Requirement
Using the data below, copy every line that contains the word "motherboard".

Listing
● ● ●

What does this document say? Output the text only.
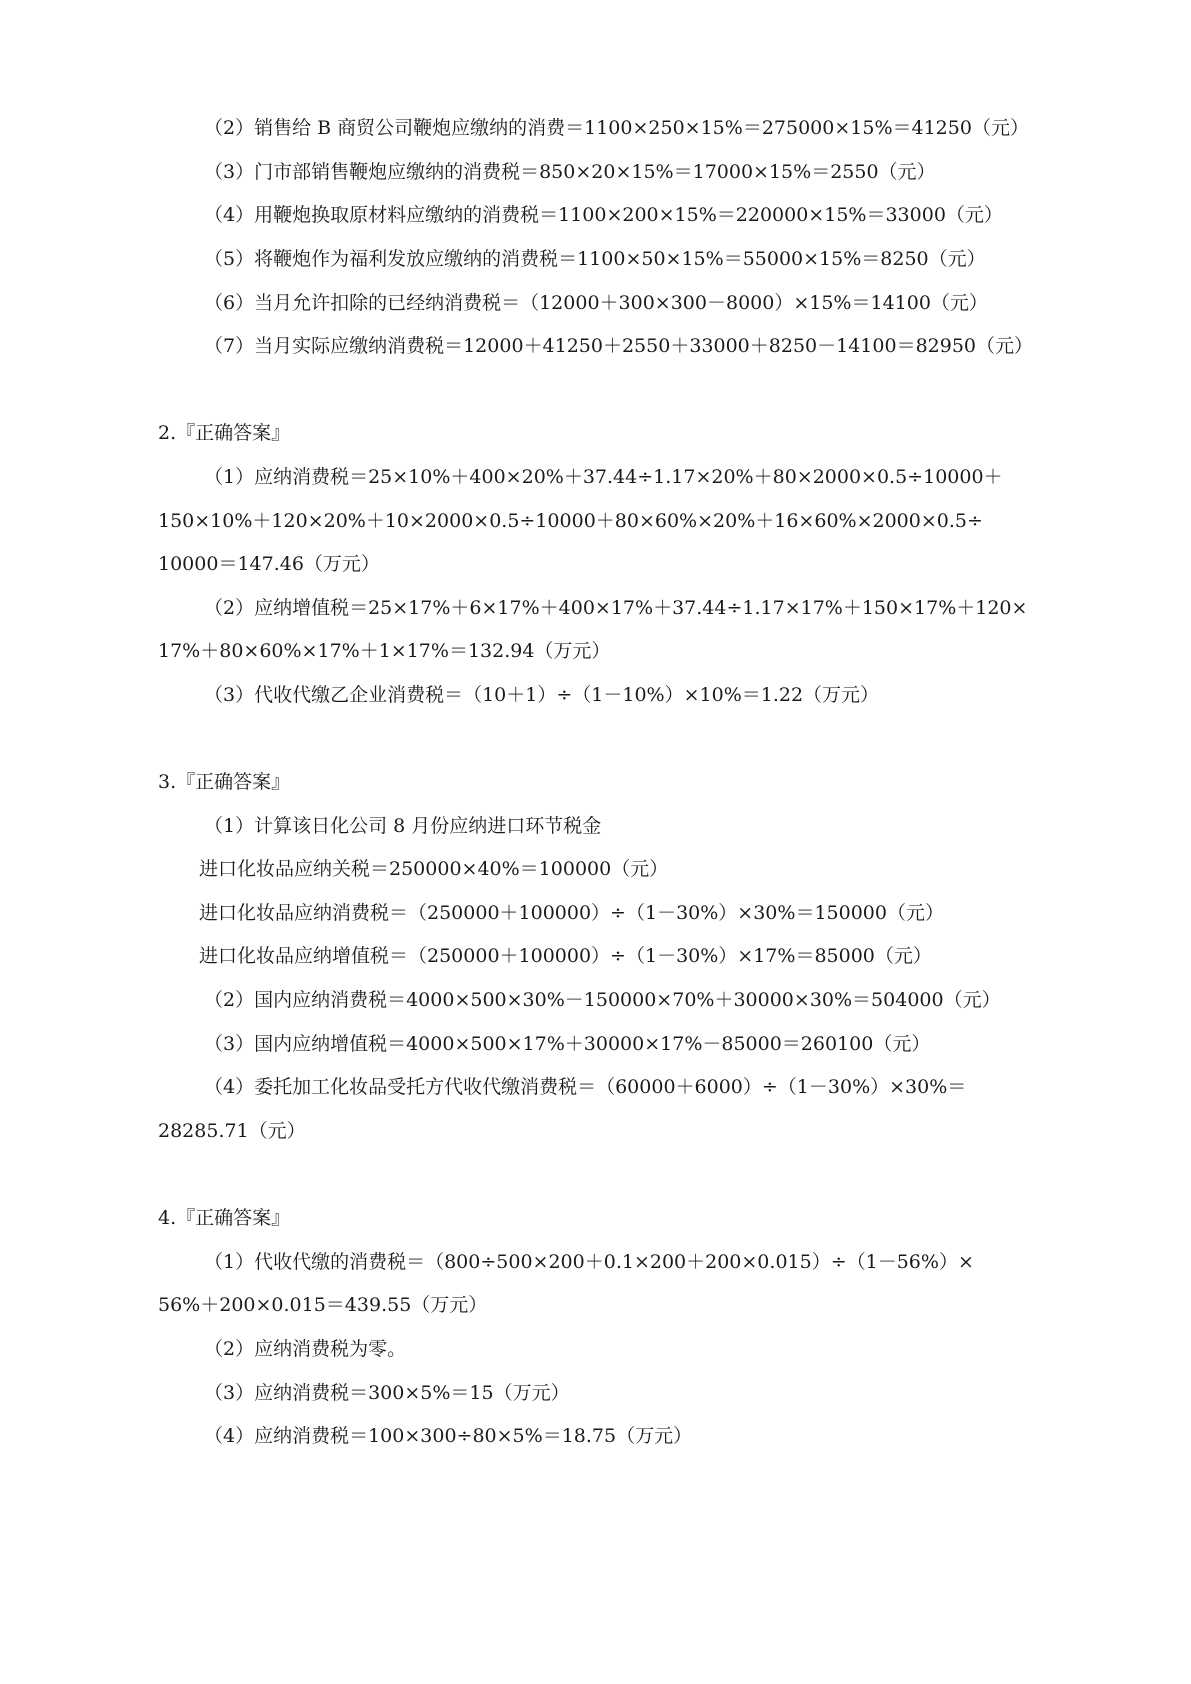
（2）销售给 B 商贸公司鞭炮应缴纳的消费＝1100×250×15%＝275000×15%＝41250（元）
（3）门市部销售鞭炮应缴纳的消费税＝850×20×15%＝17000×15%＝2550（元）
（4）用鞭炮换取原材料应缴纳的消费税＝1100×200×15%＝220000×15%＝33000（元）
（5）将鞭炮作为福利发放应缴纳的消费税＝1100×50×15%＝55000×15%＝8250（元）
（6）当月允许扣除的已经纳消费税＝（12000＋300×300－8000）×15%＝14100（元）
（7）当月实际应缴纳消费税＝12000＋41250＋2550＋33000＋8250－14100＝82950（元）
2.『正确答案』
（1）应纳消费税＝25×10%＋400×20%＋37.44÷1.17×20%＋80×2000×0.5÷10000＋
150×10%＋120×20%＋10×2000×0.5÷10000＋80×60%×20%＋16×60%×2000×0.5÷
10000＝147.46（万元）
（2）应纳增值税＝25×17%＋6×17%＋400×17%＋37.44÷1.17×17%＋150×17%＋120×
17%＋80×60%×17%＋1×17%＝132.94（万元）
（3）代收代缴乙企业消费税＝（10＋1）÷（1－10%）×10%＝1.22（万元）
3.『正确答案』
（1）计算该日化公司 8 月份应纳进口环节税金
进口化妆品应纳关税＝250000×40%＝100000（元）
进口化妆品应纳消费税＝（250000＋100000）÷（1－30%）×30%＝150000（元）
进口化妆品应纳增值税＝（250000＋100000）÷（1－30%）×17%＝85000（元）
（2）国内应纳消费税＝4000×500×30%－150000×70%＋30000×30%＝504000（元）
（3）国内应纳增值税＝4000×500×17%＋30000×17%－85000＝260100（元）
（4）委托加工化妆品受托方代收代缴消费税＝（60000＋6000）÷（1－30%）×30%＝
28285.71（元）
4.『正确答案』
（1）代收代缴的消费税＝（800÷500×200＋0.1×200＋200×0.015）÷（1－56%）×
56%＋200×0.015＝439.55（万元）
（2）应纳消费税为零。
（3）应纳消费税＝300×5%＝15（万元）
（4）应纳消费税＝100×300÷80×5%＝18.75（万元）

● ● ●

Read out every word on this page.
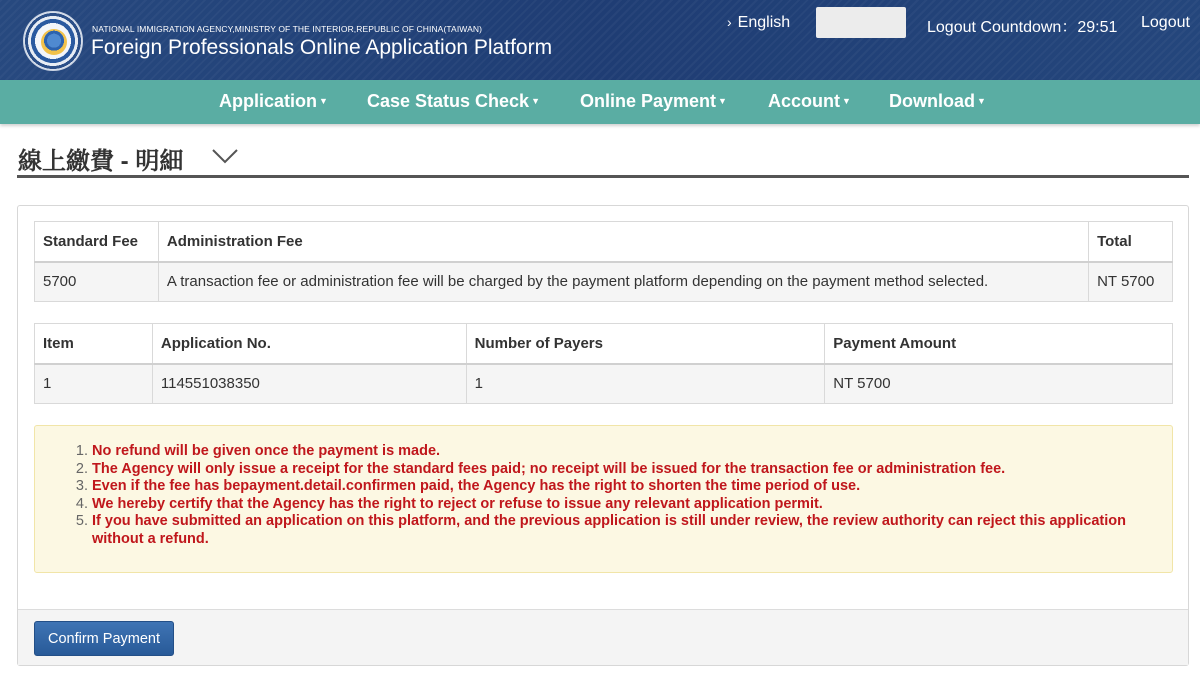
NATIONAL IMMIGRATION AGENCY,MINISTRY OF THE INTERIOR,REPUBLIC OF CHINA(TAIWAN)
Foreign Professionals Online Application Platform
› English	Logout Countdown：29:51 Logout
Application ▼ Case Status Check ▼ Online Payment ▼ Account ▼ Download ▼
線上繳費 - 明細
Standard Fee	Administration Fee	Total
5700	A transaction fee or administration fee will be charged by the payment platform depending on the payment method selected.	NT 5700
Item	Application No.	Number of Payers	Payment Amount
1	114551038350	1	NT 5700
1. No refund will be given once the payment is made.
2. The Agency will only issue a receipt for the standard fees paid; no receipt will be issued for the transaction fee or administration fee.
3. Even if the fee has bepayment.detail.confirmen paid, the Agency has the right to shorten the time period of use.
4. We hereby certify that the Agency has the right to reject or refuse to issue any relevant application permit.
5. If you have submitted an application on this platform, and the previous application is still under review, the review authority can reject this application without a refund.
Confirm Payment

● ● ●

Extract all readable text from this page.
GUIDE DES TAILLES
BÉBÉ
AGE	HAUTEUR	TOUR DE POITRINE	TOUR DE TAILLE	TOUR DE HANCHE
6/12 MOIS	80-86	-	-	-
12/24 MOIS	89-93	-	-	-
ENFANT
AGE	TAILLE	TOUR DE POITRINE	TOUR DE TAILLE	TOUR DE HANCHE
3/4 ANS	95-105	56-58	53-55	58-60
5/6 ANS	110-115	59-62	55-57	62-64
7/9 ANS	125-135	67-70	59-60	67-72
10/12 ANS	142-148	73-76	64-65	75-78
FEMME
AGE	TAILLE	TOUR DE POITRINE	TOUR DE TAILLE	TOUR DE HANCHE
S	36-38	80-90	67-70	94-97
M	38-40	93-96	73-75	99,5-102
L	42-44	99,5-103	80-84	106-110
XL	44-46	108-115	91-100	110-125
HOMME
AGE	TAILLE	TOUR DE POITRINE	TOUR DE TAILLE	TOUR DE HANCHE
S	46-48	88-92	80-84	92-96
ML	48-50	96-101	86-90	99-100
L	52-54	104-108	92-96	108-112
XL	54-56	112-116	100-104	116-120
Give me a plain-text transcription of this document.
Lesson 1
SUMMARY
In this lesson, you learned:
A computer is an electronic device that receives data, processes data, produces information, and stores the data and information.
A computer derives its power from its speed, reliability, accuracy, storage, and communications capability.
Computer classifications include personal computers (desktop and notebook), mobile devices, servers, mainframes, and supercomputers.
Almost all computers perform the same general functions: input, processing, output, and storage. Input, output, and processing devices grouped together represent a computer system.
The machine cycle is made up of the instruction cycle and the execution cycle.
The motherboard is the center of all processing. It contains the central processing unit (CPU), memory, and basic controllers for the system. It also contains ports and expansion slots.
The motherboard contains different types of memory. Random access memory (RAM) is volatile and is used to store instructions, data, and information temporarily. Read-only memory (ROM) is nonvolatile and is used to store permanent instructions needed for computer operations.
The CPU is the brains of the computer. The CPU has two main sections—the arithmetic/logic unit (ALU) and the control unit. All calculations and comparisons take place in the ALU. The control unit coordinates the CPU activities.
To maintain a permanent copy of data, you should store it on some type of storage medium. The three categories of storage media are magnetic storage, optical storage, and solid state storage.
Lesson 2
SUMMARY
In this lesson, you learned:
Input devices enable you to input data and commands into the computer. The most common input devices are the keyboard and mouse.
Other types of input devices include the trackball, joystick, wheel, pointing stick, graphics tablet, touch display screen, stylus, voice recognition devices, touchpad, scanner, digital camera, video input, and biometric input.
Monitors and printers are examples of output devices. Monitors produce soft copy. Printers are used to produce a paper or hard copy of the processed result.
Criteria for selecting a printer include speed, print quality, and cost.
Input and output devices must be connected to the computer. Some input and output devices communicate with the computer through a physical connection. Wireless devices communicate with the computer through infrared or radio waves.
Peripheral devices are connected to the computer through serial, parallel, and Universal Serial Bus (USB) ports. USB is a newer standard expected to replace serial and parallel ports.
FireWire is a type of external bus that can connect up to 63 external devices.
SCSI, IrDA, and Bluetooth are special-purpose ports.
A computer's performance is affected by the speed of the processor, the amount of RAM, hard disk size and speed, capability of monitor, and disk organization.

● ● ●

Written reply
The motherboard is the center of all processing. It contains the central processing unit (CPU), memory, and basic controllers for the system. It also contains ports and expansion slots.
The motherboard contains different types of memory. Random access memory (RAM) is volatile and is used to store instructions, data, and information temporarily. Read-only memory (ROM) is nonvolatile and is used to store permanent instructions needed for computer operations.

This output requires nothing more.